## What needs to be done
Work out how many lines in the data hold the word "Сохранить", and reply with that number only.

= = = = =

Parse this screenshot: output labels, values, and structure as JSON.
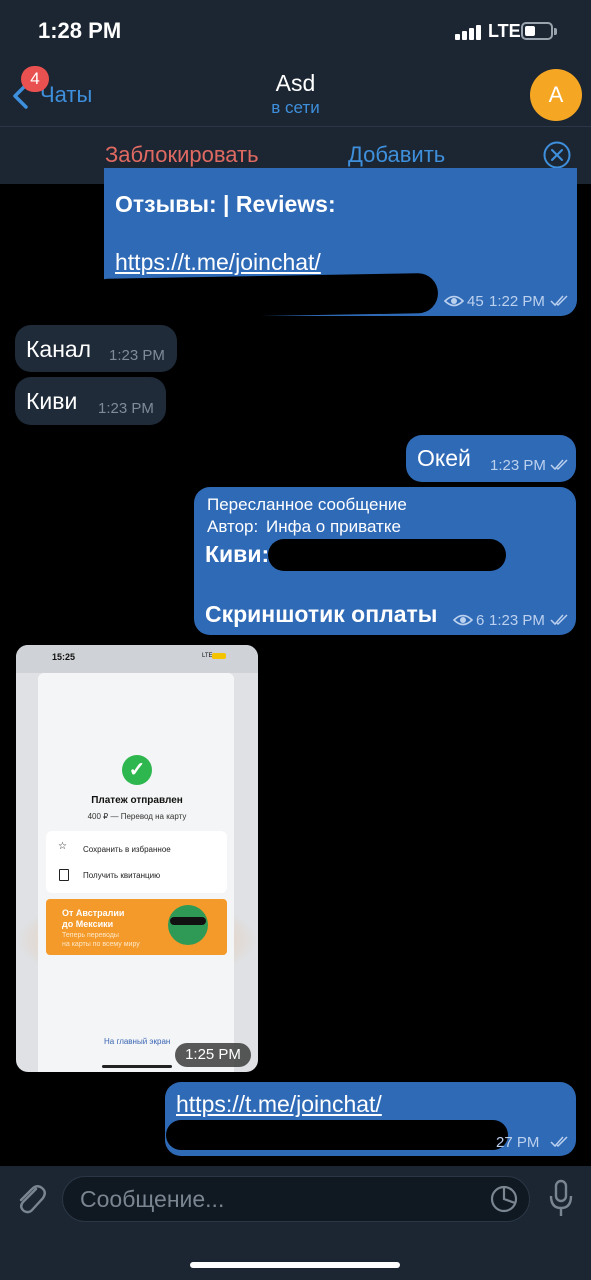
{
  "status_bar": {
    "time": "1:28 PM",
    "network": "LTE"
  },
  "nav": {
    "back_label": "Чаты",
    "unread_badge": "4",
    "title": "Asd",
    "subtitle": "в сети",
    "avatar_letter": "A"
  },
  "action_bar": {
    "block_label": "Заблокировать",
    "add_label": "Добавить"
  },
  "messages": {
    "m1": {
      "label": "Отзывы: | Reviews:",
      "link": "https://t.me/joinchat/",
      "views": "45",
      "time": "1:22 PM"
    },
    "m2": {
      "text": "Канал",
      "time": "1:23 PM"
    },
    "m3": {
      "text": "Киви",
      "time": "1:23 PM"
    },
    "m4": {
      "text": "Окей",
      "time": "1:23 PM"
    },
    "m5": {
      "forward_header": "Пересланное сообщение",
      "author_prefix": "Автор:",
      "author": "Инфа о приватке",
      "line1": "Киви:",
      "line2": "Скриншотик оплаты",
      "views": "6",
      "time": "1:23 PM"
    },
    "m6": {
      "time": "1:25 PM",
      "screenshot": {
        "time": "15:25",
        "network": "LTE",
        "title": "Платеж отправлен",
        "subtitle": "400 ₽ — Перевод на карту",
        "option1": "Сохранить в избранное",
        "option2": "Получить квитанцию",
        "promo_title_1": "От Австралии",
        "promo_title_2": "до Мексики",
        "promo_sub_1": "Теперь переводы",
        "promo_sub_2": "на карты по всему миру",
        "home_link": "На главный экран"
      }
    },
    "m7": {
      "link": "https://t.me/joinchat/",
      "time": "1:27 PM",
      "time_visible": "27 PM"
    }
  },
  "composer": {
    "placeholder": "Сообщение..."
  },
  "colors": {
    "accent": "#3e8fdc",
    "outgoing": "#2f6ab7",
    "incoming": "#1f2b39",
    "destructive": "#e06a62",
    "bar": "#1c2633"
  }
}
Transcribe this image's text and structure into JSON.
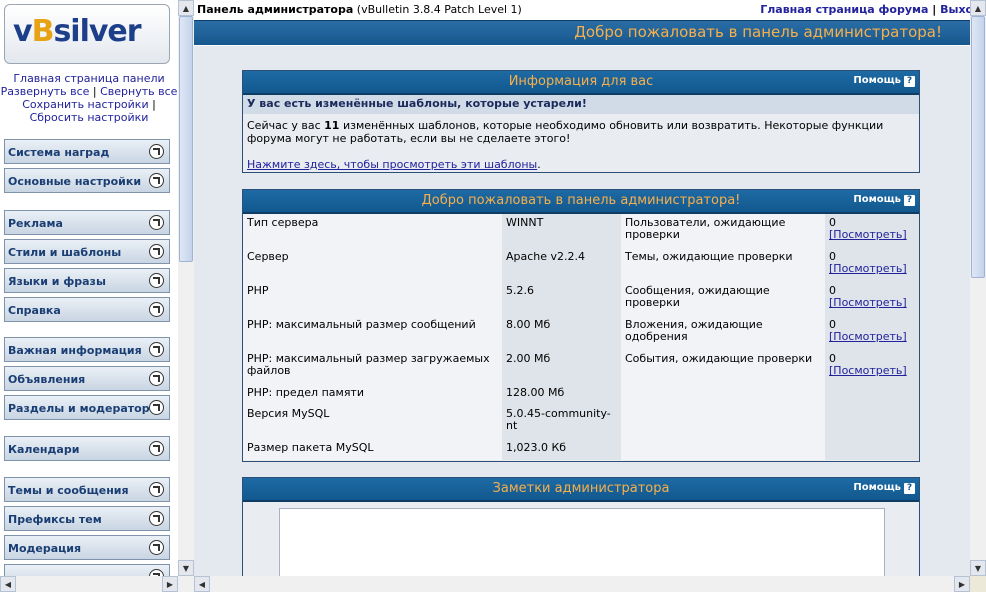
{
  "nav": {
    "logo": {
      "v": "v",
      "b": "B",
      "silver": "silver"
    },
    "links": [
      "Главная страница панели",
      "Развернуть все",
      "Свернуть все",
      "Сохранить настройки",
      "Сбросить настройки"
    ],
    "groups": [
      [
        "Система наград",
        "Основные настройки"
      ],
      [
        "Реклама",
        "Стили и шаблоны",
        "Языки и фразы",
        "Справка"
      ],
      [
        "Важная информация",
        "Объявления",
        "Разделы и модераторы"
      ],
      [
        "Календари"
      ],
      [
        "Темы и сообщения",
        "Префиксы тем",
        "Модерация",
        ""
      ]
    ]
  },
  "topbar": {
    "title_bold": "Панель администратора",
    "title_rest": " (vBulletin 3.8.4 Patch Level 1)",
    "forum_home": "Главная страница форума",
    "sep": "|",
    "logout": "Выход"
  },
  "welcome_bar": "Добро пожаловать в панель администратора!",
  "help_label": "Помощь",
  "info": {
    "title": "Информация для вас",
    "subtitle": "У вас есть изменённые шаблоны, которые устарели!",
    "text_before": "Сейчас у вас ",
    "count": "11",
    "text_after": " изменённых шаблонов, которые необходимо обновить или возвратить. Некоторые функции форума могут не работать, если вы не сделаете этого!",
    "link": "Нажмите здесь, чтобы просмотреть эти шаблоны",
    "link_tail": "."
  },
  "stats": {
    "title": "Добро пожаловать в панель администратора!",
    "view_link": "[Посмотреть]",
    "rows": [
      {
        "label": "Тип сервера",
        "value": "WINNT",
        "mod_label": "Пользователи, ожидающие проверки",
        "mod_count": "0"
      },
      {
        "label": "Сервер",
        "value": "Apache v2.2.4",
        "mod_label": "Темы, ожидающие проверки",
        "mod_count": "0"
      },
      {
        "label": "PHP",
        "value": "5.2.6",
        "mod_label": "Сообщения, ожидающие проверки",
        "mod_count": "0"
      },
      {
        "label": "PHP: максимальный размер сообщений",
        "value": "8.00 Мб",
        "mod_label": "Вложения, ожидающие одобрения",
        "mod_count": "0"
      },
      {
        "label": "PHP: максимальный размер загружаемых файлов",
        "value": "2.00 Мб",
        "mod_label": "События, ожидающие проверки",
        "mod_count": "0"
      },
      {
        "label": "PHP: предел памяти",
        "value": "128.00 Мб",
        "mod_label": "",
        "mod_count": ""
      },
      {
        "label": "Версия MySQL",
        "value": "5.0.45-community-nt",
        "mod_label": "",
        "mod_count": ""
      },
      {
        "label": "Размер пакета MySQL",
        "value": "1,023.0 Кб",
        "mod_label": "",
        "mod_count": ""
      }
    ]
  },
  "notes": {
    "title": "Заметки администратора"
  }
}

= = = = =

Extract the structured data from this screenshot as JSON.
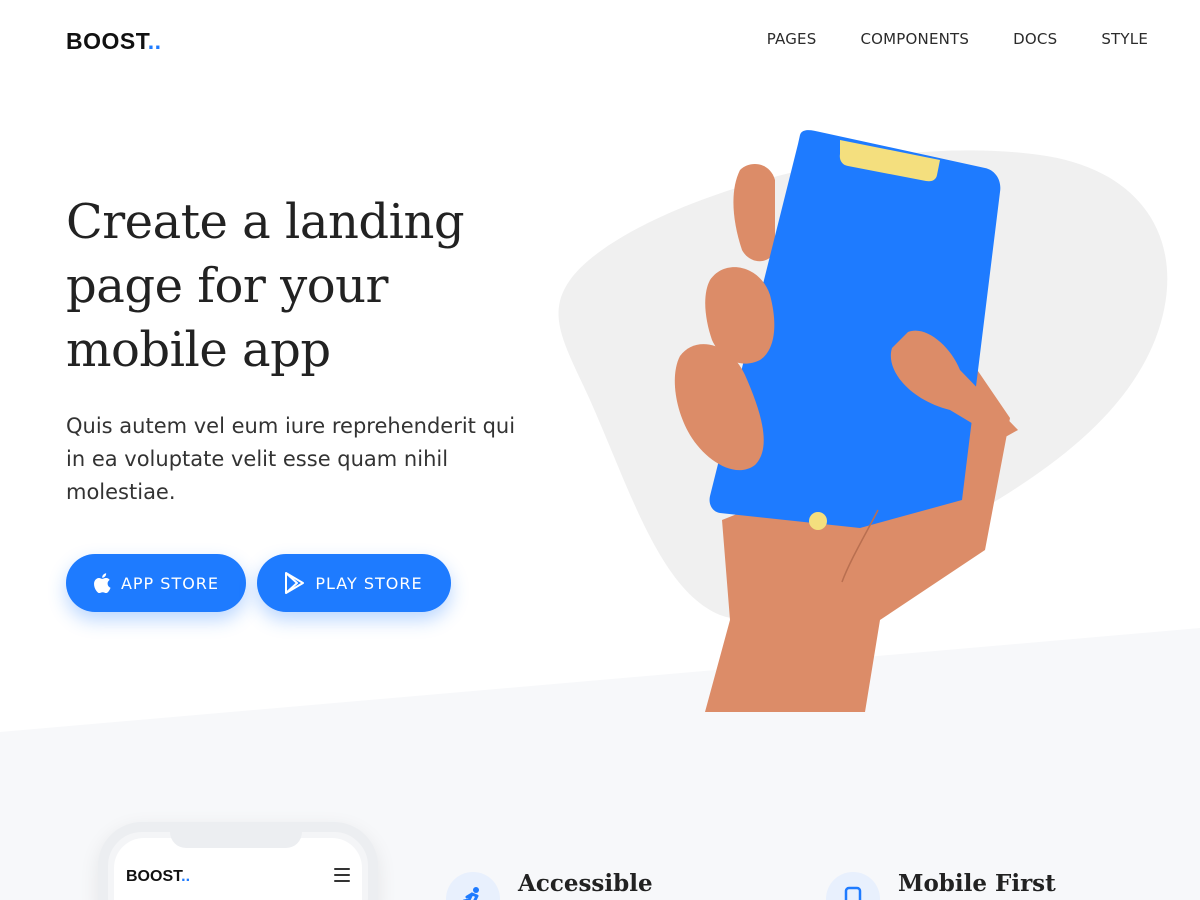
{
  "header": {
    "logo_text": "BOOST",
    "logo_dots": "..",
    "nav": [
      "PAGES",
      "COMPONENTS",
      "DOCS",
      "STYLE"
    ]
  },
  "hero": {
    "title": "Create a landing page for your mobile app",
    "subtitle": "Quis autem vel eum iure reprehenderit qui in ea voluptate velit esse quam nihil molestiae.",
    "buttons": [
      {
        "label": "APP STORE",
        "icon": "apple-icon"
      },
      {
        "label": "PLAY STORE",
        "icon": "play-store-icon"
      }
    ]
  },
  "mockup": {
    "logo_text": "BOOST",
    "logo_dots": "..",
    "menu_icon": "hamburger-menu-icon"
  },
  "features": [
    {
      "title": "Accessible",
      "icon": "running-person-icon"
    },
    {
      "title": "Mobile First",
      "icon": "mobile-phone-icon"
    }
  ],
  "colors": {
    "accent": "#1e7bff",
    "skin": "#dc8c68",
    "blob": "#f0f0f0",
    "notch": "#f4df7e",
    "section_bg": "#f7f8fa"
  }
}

= = = = =

## Final answer
2